WHAT YOU ARE ASKED TO DO:
Give the material again in full, matching it exactly.

PROVIDED ENTRIES:
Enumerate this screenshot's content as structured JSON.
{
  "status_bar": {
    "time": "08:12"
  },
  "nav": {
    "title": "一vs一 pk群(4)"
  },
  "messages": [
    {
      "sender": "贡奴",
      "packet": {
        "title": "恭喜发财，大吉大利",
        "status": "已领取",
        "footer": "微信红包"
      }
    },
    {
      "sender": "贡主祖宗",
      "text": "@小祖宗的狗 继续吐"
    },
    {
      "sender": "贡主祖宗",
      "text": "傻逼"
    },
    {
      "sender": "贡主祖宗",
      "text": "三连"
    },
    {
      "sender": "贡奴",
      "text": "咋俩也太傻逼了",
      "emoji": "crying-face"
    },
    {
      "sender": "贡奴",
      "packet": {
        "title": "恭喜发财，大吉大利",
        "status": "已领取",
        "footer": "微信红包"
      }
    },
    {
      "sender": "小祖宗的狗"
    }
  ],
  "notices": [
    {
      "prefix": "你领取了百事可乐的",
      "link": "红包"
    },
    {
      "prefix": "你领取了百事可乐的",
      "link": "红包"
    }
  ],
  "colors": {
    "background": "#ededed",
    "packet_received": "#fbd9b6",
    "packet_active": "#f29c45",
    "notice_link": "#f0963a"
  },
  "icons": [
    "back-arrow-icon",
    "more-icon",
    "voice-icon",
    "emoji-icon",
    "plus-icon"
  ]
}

RESULT BELOW:
Enumerate this screenshot's content as structured JSON.
{
  "status_bar": {
    "time": "08:12"
  },
  "nav": {
    "title": "一vs一 pk群(4)"
  },
  "messages": [
    {
      "sender": "贡奴",
      "packet": {
        "title": "恭喜发财，大吉大利",
        "status": "已领取",
        "footer": "微信红包"
      }
    },
    {
      "sender": "贡主祖宗",
      "text": "@小祖宗的狗 继续吐"
    },
    {
      "sender": "贡主祖宗",
      "text": "傻逼"
    },
    {
      "sender": "贡主祖宗",
      "text": "三连"
    },
    {
      "sender": "贡奴",
      "text": "咋俩也太傻逼了",
      "emoji": "crying-face"
    },
    {
      "sender": "贡奴",
      "packet": {
        "title": "恭喜发财，大吉大利",
        "status": "已领取",
        "footer": "微信红包"
      }
    },
    {
      "sender": "小祖宗的狗"
    }
  ],
  "notices": [
    {
      "prefix": "你领取了百事可乐的",
      "link": "红包"
    },
    {
      "prefix": "你领取了百事可乐的",
      "link": "红包"
    }
  ],
  "colors": {
    "background": "#ededed",
    "packet_received": "#fbd9b6",
    "packet_active": "#f29c45",
    "notice_link": "#f0963a"
  },
  "icons": [
    "back-arrow-icon",
    "more-icon",
    "voice-icon",
    "emoji-icon",
    "plus-icon"
  ]
}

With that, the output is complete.